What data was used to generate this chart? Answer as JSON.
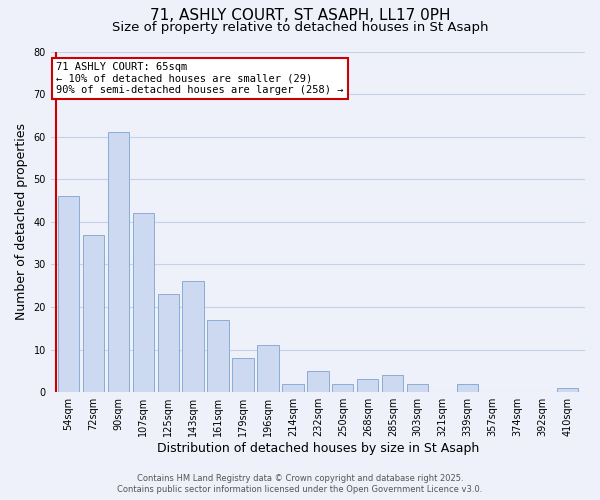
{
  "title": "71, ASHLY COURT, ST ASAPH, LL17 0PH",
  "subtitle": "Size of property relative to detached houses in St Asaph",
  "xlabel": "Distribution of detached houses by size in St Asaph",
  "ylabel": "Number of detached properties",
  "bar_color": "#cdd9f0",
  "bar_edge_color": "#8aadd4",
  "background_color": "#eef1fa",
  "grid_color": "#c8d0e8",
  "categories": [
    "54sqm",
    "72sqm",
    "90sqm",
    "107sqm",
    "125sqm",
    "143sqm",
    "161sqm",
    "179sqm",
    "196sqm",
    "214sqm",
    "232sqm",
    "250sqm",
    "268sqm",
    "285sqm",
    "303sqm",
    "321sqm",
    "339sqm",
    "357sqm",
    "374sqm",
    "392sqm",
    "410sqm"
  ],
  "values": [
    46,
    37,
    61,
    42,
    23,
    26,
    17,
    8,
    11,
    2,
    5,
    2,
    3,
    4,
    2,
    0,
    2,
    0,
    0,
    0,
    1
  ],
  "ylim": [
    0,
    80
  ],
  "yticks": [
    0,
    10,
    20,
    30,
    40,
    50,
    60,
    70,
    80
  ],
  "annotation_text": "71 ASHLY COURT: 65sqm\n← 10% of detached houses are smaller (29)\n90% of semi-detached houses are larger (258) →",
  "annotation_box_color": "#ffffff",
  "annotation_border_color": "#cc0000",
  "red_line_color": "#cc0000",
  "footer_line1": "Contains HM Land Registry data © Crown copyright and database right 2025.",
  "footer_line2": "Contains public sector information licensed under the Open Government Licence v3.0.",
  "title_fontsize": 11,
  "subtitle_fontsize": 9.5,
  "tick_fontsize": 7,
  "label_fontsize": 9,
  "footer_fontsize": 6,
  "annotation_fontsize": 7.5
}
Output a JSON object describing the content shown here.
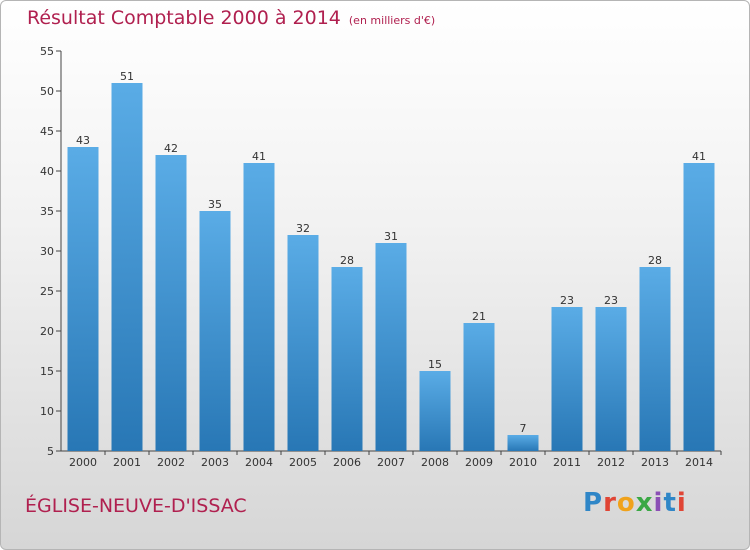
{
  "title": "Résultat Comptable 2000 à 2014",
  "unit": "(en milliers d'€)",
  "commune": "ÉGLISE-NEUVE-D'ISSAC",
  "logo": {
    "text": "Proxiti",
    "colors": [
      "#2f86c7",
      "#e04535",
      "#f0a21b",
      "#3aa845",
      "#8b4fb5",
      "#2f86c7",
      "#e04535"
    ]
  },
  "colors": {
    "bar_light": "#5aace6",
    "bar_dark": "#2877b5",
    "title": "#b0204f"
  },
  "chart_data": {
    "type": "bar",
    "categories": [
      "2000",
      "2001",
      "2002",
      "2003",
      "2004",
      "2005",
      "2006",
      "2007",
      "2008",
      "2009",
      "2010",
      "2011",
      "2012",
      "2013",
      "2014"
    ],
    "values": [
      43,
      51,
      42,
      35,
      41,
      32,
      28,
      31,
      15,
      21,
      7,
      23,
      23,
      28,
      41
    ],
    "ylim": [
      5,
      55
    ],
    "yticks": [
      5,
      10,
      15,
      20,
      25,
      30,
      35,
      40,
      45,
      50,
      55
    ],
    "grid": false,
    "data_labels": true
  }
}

...

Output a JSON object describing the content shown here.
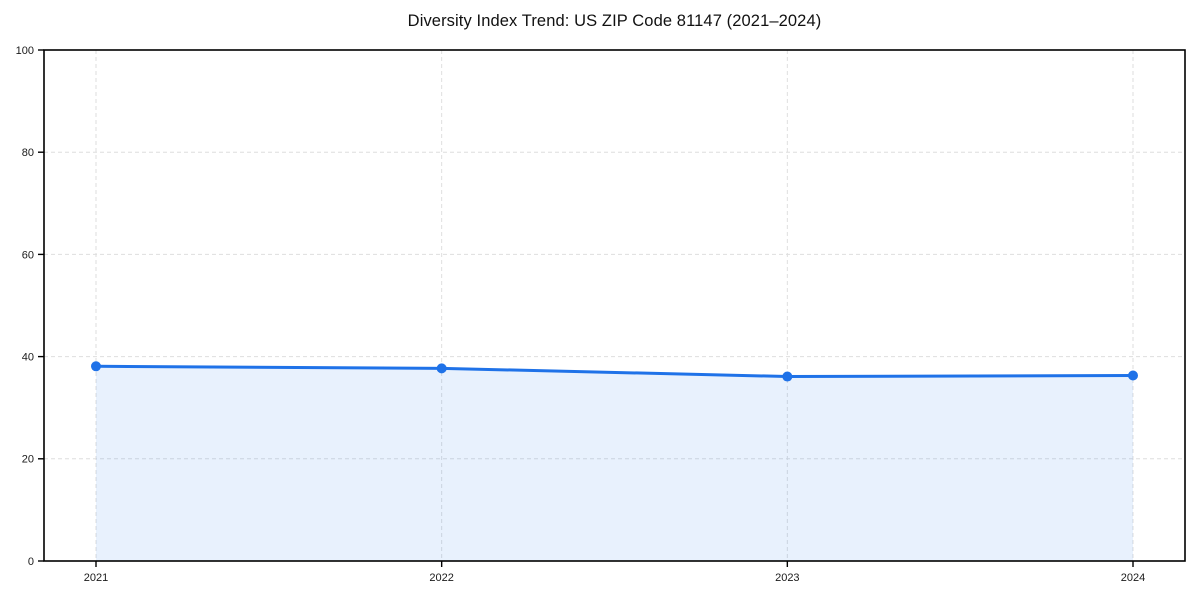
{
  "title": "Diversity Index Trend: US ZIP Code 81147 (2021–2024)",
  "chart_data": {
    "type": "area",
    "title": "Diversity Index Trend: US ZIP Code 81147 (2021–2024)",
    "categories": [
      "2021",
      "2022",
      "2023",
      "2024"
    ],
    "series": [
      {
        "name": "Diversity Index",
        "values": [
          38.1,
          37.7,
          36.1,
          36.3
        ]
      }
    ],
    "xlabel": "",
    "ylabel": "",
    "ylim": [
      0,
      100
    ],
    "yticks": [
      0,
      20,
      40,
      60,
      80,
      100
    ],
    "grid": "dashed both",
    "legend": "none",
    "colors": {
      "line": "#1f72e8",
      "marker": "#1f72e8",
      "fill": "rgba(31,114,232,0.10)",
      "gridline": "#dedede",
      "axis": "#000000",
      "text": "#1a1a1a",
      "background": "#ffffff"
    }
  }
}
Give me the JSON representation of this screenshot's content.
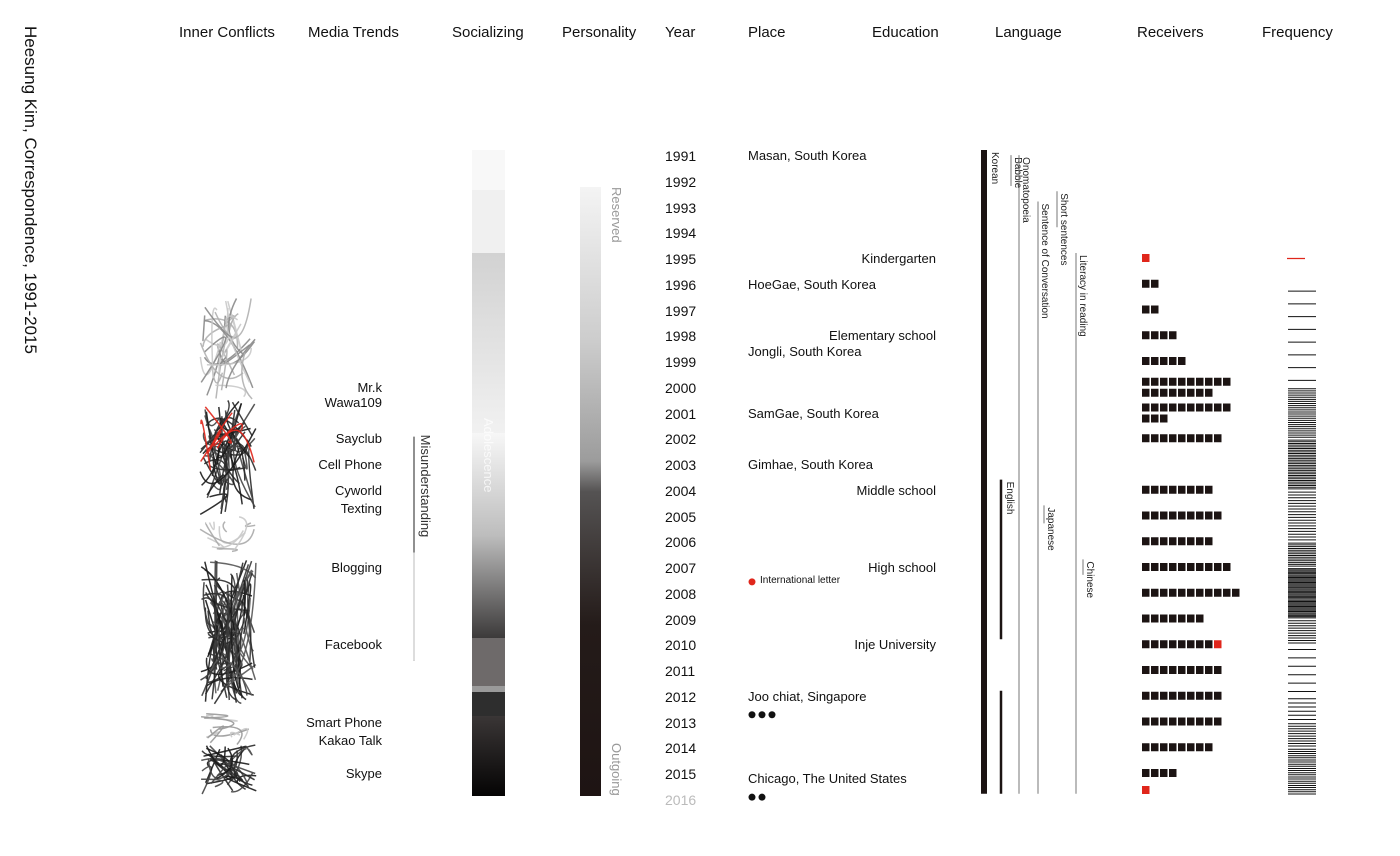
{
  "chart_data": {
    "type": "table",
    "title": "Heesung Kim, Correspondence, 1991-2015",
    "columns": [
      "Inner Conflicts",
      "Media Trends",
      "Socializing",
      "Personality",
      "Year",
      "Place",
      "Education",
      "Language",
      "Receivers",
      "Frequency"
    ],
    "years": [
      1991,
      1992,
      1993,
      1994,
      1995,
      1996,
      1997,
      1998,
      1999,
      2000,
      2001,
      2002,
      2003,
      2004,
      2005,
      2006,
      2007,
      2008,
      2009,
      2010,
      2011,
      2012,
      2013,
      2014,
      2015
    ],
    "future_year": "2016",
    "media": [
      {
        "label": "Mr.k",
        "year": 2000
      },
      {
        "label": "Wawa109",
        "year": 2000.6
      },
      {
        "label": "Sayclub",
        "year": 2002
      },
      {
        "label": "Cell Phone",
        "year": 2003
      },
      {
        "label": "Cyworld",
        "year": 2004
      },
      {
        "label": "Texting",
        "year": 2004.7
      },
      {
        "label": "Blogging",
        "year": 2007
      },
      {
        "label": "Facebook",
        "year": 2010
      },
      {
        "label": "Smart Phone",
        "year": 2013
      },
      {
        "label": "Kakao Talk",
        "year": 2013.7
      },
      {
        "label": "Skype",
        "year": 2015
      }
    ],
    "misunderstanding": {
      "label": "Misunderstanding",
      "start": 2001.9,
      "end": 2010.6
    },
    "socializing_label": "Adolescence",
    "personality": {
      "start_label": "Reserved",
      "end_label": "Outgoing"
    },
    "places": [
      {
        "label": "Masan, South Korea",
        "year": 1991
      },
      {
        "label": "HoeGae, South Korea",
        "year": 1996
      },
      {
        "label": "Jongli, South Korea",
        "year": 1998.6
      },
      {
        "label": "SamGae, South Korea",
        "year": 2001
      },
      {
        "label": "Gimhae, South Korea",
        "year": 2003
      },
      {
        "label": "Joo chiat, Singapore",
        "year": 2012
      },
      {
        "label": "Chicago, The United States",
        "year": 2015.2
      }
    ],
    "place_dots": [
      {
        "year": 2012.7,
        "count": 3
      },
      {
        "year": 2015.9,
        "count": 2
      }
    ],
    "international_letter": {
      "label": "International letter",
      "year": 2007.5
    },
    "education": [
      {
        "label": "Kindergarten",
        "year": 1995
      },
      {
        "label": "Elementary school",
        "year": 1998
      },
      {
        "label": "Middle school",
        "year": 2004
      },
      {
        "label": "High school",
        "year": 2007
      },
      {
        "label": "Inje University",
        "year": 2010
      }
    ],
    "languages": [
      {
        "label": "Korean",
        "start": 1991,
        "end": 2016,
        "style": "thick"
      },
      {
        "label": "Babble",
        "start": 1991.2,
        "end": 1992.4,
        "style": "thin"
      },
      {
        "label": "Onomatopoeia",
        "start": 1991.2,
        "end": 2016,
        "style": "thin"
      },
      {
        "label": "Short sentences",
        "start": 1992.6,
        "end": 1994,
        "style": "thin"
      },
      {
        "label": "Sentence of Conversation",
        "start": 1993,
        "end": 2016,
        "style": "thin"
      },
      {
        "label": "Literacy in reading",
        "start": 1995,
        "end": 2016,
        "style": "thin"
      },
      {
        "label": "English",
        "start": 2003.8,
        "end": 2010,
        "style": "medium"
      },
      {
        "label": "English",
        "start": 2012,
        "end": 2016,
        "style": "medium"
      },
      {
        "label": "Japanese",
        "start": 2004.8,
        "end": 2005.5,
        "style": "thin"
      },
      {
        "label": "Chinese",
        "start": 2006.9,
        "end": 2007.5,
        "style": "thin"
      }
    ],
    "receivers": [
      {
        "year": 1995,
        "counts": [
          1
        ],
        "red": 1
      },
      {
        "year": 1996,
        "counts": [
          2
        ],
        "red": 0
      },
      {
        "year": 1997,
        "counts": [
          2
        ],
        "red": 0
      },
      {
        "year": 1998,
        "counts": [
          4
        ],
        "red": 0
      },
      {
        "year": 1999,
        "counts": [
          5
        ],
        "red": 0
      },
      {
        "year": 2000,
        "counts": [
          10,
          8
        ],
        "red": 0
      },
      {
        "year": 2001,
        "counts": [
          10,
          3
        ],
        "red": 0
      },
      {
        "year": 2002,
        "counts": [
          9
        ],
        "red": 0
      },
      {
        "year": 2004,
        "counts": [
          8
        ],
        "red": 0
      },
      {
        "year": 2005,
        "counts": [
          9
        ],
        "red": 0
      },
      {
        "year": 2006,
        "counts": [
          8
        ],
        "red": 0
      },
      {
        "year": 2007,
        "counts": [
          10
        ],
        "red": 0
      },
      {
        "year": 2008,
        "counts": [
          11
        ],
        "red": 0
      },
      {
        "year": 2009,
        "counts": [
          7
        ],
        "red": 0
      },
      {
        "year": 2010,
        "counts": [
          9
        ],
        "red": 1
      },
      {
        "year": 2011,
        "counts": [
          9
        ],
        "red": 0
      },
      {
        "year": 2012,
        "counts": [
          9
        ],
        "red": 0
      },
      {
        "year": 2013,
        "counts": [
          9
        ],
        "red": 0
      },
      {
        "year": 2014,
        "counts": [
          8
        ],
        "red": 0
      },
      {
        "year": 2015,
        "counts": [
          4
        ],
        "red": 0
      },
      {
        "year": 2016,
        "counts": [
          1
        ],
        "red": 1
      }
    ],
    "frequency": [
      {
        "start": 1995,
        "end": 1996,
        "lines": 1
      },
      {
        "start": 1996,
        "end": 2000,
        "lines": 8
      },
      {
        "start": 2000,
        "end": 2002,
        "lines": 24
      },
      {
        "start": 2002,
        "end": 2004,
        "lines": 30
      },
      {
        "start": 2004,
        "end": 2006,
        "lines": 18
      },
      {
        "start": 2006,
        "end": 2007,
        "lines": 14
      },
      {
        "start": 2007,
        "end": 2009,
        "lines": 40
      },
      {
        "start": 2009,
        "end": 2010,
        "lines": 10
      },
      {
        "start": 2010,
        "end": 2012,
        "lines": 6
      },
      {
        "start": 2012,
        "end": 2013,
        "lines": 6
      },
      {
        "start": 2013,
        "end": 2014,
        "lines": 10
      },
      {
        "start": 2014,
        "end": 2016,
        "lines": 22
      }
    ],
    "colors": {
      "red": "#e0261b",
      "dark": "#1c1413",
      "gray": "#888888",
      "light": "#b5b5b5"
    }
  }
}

### Goal of the exercise:
Search the lines for "school". Copy each line that has it.

### Result of the exercise:
        "label": "Elementary school",
        "label": "Middle school",
        "label": "High school",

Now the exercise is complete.